[start DATA RECORDS]

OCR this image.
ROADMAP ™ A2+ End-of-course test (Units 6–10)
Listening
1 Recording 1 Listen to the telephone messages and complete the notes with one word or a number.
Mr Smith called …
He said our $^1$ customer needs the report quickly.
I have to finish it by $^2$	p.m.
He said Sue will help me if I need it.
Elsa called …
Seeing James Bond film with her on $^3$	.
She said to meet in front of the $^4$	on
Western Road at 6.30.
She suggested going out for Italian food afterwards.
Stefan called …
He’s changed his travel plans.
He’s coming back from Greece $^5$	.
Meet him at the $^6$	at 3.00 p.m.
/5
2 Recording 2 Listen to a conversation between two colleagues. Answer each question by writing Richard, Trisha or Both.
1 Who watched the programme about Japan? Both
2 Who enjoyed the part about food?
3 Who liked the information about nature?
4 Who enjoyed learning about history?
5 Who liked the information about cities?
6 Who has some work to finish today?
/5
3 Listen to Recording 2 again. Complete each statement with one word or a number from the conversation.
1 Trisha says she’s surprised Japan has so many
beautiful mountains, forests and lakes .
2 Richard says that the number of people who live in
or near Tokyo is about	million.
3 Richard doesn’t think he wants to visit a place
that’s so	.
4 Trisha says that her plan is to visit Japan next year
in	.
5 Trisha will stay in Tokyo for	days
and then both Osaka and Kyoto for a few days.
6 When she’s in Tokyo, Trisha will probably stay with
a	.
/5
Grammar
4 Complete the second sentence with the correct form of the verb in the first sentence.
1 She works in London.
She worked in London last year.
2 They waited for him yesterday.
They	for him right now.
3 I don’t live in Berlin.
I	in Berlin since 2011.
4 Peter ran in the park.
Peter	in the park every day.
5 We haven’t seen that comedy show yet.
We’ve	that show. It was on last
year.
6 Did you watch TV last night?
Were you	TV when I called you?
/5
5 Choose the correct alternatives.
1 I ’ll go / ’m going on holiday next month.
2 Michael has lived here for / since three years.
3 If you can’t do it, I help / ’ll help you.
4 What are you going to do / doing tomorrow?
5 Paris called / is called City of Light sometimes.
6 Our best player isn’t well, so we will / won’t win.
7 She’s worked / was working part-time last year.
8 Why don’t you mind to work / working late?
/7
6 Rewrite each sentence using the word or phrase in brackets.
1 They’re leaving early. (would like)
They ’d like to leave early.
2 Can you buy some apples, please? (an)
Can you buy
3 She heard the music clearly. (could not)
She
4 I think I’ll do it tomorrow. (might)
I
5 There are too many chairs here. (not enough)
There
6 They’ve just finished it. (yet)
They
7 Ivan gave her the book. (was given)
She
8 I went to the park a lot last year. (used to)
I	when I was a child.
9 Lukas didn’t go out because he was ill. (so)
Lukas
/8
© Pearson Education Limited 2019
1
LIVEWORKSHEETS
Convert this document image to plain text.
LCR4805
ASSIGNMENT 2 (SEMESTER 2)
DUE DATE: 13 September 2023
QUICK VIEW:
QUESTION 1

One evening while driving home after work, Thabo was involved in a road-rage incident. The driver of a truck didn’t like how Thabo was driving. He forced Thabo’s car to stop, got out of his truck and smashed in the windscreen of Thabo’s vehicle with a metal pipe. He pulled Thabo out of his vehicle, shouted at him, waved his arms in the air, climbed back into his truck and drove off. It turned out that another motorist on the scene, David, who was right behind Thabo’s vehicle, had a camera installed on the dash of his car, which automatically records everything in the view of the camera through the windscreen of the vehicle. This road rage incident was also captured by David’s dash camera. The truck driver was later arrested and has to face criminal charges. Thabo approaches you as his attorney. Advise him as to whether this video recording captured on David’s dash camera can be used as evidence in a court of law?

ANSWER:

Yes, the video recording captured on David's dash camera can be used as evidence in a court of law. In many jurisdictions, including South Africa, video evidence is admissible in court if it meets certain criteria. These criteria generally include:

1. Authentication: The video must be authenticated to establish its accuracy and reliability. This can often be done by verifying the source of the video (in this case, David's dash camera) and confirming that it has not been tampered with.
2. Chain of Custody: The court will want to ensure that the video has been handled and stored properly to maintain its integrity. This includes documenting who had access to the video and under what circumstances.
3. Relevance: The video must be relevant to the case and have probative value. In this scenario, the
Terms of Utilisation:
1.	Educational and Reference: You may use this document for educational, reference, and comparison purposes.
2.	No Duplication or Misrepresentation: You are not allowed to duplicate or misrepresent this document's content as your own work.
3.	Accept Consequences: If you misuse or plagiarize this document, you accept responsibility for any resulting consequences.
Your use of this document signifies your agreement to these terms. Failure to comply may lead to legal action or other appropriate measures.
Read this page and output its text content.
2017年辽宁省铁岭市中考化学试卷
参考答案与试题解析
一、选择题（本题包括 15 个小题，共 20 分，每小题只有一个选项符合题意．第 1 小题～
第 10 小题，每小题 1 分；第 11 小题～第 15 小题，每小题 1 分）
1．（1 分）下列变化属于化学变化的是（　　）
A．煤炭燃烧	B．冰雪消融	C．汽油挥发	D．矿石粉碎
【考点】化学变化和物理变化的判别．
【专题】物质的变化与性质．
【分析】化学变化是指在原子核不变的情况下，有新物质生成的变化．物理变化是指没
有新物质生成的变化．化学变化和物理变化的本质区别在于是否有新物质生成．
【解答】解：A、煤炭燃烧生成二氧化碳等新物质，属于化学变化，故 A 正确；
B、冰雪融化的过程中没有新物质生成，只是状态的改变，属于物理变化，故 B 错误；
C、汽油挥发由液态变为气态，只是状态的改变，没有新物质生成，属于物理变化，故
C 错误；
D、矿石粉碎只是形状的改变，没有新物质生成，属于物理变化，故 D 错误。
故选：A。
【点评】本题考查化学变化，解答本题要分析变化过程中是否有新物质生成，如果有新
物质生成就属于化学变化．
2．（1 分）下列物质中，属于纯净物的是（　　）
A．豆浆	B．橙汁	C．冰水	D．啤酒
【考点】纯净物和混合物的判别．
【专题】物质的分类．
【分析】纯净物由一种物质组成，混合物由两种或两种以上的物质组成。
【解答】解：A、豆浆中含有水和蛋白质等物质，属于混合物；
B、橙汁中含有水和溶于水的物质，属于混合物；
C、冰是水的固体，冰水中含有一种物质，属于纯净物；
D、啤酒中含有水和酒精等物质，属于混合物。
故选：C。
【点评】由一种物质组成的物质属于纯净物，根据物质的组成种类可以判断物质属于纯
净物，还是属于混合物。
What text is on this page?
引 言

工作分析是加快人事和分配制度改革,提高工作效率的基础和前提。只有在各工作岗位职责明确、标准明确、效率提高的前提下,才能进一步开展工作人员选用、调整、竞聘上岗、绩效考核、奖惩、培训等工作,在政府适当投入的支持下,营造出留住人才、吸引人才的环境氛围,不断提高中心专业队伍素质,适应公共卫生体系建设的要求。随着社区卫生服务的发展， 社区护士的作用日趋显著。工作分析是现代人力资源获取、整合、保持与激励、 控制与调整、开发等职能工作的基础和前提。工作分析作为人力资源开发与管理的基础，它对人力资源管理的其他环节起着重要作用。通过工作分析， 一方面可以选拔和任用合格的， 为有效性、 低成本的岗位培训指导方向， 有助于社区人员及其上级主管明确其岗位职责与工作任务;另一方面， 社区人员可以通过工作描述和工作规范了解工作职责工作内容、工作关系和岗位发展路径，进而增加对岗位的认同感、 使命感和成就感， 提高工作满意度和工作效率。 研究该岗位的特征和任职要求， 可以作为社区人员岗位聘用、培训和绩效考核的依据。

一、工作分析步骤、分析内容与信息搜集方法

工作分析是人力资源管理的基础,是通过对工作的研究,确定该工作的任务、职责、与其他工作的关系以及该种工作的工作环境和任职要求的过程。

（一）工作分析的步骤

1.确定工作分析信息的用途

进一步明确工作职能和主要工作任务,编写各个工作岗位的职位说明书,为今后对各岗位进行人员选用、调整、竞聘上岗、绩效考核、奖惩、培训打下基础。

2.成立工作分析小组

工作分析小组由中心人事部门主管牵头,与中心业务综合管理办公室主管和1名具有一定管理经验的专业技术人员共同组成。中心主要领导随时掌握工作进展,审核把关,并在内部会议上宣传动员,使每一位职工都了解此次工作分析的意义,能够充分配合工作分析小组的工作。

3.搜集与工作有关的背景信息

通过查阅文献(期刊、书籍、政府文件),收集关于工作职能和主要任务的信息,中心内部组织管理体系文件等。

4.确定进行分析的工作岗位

[end DATA RECORDS]

» **EXERCISE INSTRUCTIONS**: Look above for every line with the word "Berlin" and copy it.

» **EXERCISE RESULT**:
3 I don’t live in Berlin.
I	in Berlin since 2011.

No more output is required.